Data supplied:
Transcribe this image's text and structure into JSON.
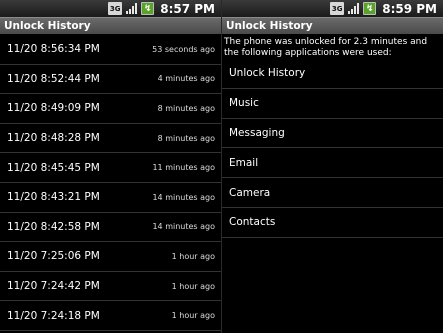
{
  "left": {
    "status": {
      "network": "3G",
      "time": "8:57 PM"
    },
    "title": "Unlock History",
    "history": [
      {
        "time": "11/20 8:56:34 PM",
        "ago": "53 seconds ago"
      },
      {
        "time": "11/20 8:52:44 PM",
        "ago": "4 minutes ago"
      },
      {
        "time": "11/20 8:49:09 PM",
        "ago": "8 minutes ago"
      },
      {
        "time": "11/20 8:48:28 PM",
        "ago": "8 minutes ago"
      },
      {
        "time": "11/20 8:45:45 PM",
        "ago": "11 minutes ago"
      },
      {
        "time": "11/20 8:43:21 PM",
        "ago": "14 minutes ago"
      },
      {
        "time": "11/20 8:42:58 PM",
        "ago": "14 minutes ago"
      },
      {
        "time": "11/20 7:25:06 PM",
        "ago": "1 hour ago"
      },
      {
        "time": "11/20 7:24:42 PM",
        "ago": "1 hour ago"
      },
      {
        "time": "11/20 7:24:18 PM",
        "ago": "1 hour ago"
      }
    ]
  },
  "right": {
    "status": {
      "network": "3G",
      "time": "8:59 PM"
    },
    "title": "Unlock History",
    "description": "The phone was unlocked for 2.3 minutes and the following applications were used:",
    "apps": [
      "Unlock History",
      "Music",
      "Messaging",
      "Email",
      "Camera",
      "Contacts"
    ]
  },
  "icons": {
    "network": "3g-icon",
    "signal": "signal-strength-icon",
    "battery": "battery-charging-icon"
  }
}
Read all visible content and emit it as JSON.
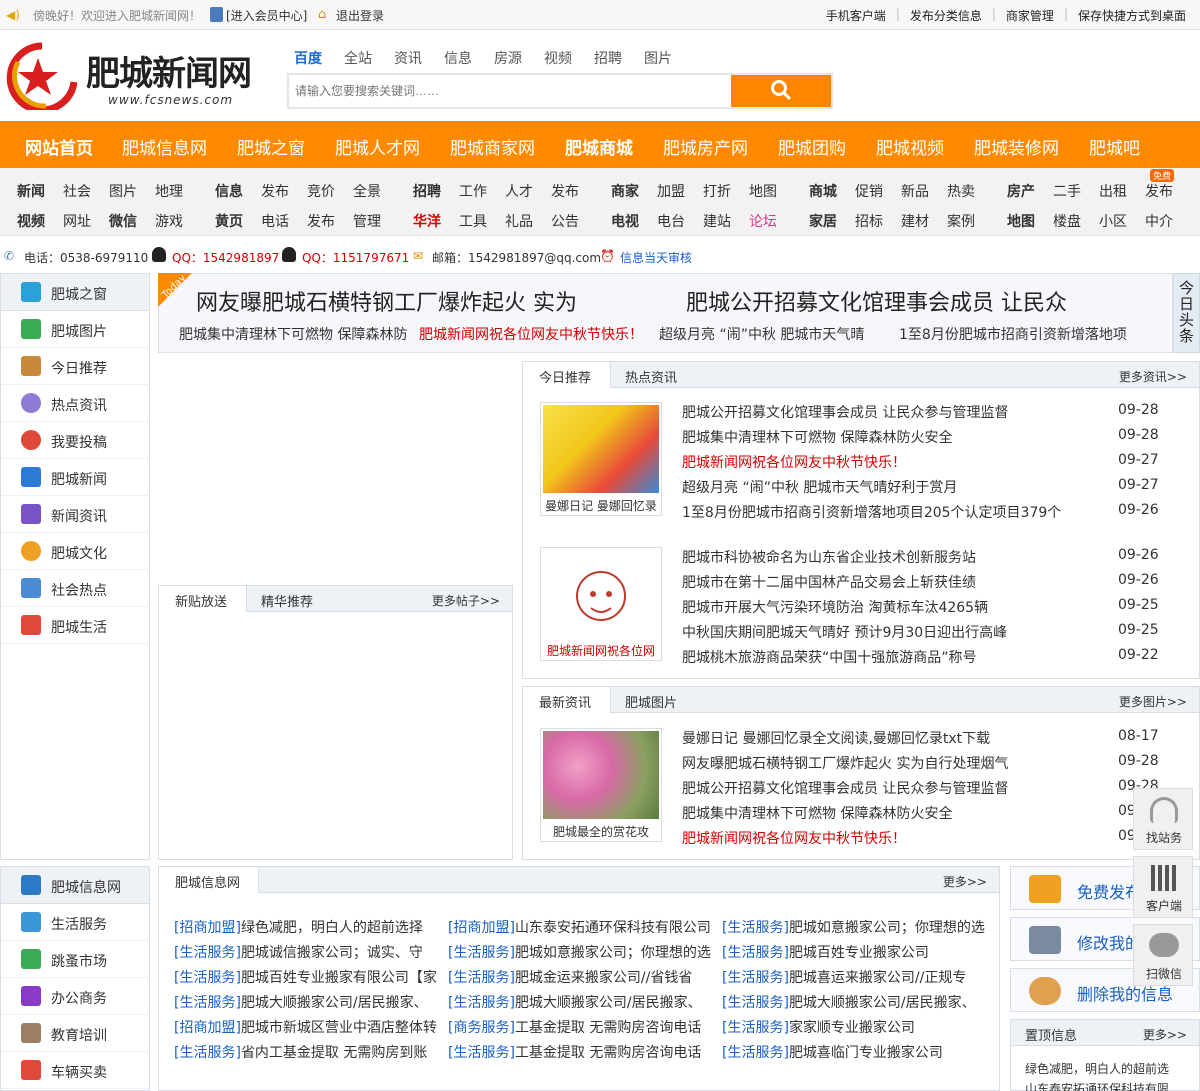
{
  "topbar": {
    "greeting": "傍晚好！欢迎进入肥城新闻网！",
    "member_center": "[进入会员中心]",
    "logout": "退出登录",
    "right_links": [
      "手机客户端",
      "发布分类信息",
      "商家管理",
      "保存快捷方式到桌面"
    ]
  },
  "logo": {
    "title": "肥城新闻网",
    "url": "www.fcsnews.com"
  },
  "search": {
    "tabs": [
      "百度",
      "全站",
      "资讯",
      "信息",
      "房源",
      "视频",
      "招聘",
      "图片"
    ],
    "placeholder": "请输入您要搜索关键词……"
  },
  "mainnav": [
    "网站首页",
    "肥城信息网",
    "肥城之窗",
    "肥城人才网",
    "肥城商家网",
    "肥城商城",
    "肥城房产网",
    "肥城团购",
    "肥城视频",
    "肥城装修网",
    "肥城吧"
  ],
  "subnav": {
    "row1": [
      "新闻",
      "社会",
      "图片",
      "地理",
      "信息",
      "发布",
      "竞价",
      "全景",
      "招聘",
      "工作",
      "人才",
      "发布",
      "商家",
      "加盟",
      "打折",
      "地图",
      "商城",
      "促销",
      "新品",
      "热卖",
      "房产",
      "二手",
      "出租",
      "发布"
    ],
    "row2": [
      "视频",
      "网址",
      "微信",
      "游戏",
      "黄页",
      "电话",
      "发布",
      "管理",
      "华洋",
      "工具",
      "礼品",
      "公告",
      "电视",
      "电台",
      "建站",
      "论坛",
      "家居",
      "招标",
      "建材",
      "案例",
      "地图",
      "楼盘",
      "小区",
      "中介"
    ],
    "free_badge": "免费"
  },
  "contact": {
    "phone": "电话：0538-6979110",
    "qq1": "QQ：1542981897",
    "qq2": "QQ：1151797671",
    "email": "邮箱：1542981897@qq.com",
    "review": "信息当天审核"
  },
  "left_sidebar_top": [
    "肥城之窗",
    "肥城图片",
    "今日推荐",
    "热点资讯",
    "我要投稿",
    "肥城新闻",
    "新闻资讯",
    "肥城文化",
    "社会热点",
    "肥城生活"
  ],
  "left_sidebar_bottom": [
    "肥城信息网",
    "生活服务",
    "跳蚤市场",
    "办公商务",
    "教育培训",
    "车辆买卖"
  ],
  "headlines": {
    "today_badge": "Today",
    "big": [
      "网友曝肥城石横特钢工厂爆炸起火 实为",
      "肥城公开招募文化馆理事会成员 让民众"
    ],
    "small": [
      "肥城集中清理林下可燃物 保障森林防",
      "肥城新闻网祝各位网友中秋节快乐！",
      "超级月亮 “闹”中秋 肥城市天气晴",
      "1至8月份肥城市招商引资新增落地项"
    ],
    "side_label": "今日头条"
  },
  "today_panel": {
    "tabs": [
      "今日推荐",
      "热点资讯"
    ],
    "more": "更多资讯>>",
    "thumb1_caption": "曼娜日记 曼娜回忆录",
    "thumb2_caption": "肥城新闻网祝各位网",
    "group1": [
      {
        "title": "肥城公开招募文化馆理事会成员 让民众参与管理监督",
        "date": "09-28"
      },
      {
        "title": "肥城集中清理林下可燃物 保障森林防火安全",
        "date": "09-28"
      },
      {
        "title": "肥城新闻网祝各位网友中秋节快乐！",
        "date": "09-27"
      },
      {
        "title": "超级月亮 “闹”中秋 肥城市天气晴好利于赏月",
        "date": "09-27"
      },
      {
        "title": "1至8月份肥城市招商引资新增落地项目205个认定项目379个",
        "date": "09-26"
      }
    ],
    "group2": [
      {
        "title": "肥城市科协被命名为山东省企业技术创新服务站",
        "date": "09-26"
      },
      {
        "title": "肥城市在第十二届中国林产品交易会上斩获佳绩",
        "date": "09-26"
      },
      {
        "title": "肥城市开展大气污染环境防治 淘黄标车汰4265辆",
        "date": "09-25"
      },
      {
        "title": "中秋国庆期间肥城天气晴好 预计9月30日迎出行高峰",
        "date": "09-25"
      },
      {
        "title": "肥城桃木旅游商品荣获“中国十强旅游商品”称号",
        "date": "09-22"
      }
    ]
  },
  "forum_panel": {
    "tabs": [
      "新贴放送",
      "精华推荐"
    ],
    "more": "更多帖子>>"
  },
  "latest_panel": {
    "tabs": [
      "最新资讯",
      "肥城图片"
    ],
    "more": "更多图片>>",
    "thumb_caption": "肥城最全的赏花攻",
    "items": [
      {
        "title": "曼娜日记 曼娜回忆录全文阅读,曼娜回忆录txt下载",
        "date": "08-17"
      },
      {
        "title": "网友曝肥城石横特钢工厂爆炸起火 实为自行处理烟气",
        "date": "09-28"
      },
      {
        "title": "肥城公开招募文化馆理事会成员 让民众参与管理监督",
        "date": "09-28"
      },
      {
        "title": "肥城集中清理林下可燃物 保障森林防火安全",
        "date": "09"
      },
      {
        "title": "肥城新闻网祝各位网友中秋节快乐！",
        "date": "09"
      }
    ]
  },
  "info_panel": {
    "title": "肥城信息网",
    "more": "更多>>",
    "rows": [
      [
        [
          "[招商加盟]",
          "绿色减肥，明白人的超前选择"
        ],
        [
          "[招商加盟]",
          "山东泰安拓通环保科技有限公司"
        ],
        [
          "[生活服务]",
          "肥城如意搬家公司；你理想的选"
        ]
      ],
      [
        [
          "[生活服务]",
          "肥城诚信搬家公司；诚实、守"
        ],
        [
          "[生活服务]",
          "肥城如意搬家公司；你理想的选"
        ],
        [
          "[生活服务]",
          "肥城百姓专业搬家公司"
        ]
      ],
      [
        [
          "[生活服务]",
          "肥城百姓专业搬家有限公司【家"
        ],
        [
          "[生活服务]",
          "肥城金运来搬家公司//省钱省"
        ],
        [
          "[生活服务]",
          "肥城喜运来搬家公司//正规专"
        ]
      ],
      [
        [
          "[生活服务]",
          "肥城大顺搬家公司/居民搬家、"
        ],
        [
          "[生活服务]",
          "肥城大顺搬家公司/居民搬家、"
        ],
        [
          "[生活服务]",
          "肥城大顺搬家公司/居民搬家、"
        ]
      ],
      [
        [
          "[招商加盟]",
          "肥城市新城区营业中酒店整体转"
        ],
        [
          "[商务服务]",
          "工基金提取 无需购房咨询电话"
        ],
        [
          "[生活服务]",
          "家家顺专业搬家公司"
        ]
      ],
      [
        [
          "[生活服务]",
          "省内工基金提取 无需购房到账"
        ],
        [
          "[生活服务]",
          "工基金提取 无需购房咨询电话"
        ],
        [
          "[生活服务]",
          "肥城喜临门专业搬家公司"
        ]
      ]
    ]
  },
  "right_actions": [
    "免费发布",
    "修改我的",
    "删除我的信息"
  ],
  "top_info": {
    "title": "置顶信息",
    "more": "更多>>",
    "items": [
      "绿色减肥，明白人的超前选",
      "山东泰安拓通环保科技有限"
    ]
  },
  "float_tools": [
    "找站务",
    "客户端",
    "扫微信"
  ],
  "colors": {
    "accent": "#ff8a00",
    "link_blue": "#1a5fc4",
    "red": "#d40000"
  }
}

Goal:
Collect the complete line wherever the string "more" appears in the records.

Task result:
    "more": "更多资讯>>",
    "more": "更多帖子>>"
    "more": "更多图片>>",
    "more": "更多>>",
    "more": "更多>>",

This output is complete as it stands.